-- begin --

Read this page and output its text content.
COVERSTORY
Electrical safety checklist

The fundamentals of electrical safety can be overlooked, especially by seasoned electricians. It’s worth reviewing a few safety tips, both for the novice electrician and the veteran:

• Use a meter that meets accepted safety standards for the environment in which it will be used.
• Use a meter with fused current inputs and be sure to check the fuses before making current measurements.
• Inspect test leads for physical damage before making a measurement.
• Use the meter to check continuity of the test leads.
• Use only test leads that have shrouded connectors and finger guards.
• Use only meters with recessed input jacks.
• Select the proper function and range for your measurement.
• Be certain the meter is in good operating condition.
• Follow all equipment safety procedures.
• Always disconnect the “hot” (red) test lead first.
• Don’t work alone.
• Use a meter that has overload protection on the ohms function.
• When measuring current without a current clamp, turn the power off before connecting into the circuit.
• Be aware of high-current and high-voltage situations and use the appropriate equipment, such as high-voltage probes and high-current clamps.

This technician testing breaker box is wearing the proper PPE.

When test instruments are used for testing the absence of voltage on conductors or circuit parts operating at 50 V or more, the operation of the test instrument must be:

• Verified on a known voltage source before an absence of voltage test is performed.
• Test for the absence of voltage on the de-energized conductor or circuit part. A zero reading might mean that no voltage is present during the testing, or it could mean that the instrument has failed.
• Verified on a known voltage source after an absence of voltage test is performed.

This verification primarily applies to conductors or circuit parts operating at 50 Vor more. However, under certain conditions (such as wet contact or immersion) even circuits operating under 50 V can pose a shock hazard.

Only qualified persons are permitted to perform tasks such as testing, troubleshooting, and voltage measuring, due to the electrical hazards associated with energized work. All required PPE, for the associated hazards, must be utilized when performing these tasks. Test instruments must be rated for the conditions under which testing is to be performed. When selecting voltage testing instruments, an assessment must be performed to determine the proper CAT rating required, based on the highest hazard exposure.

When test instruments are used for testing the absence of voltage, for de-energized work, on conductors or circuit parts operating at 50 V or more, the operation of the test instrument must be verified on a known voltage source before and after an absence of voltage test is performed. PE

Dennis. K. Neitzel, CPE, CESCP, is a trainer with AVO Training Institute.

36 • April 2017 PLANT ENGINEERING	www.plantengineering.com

-- end --

STATED EXERCISE: Select the lines from the entries that include the word "more".

IN RESPONSE:
When test instruments are used for testing the absence of voltage on conductors or circuit parts operating at 50 V or more, the operation of the test instrument must be:
This verification primarily applies to conductors or circuit parts operating at 50 Vor more. However, under certain conditions (such as wet contact or immersion) even circuits operating under 50 V can pose a shock hazard.
When test instruments are used for testing the absence of voltage, for de-energized work, on conductors or circuit parts operating at 50 V or more, the operation of the test instrument must be verified on a known voltage source before and after an absence of voltage test is performed. PE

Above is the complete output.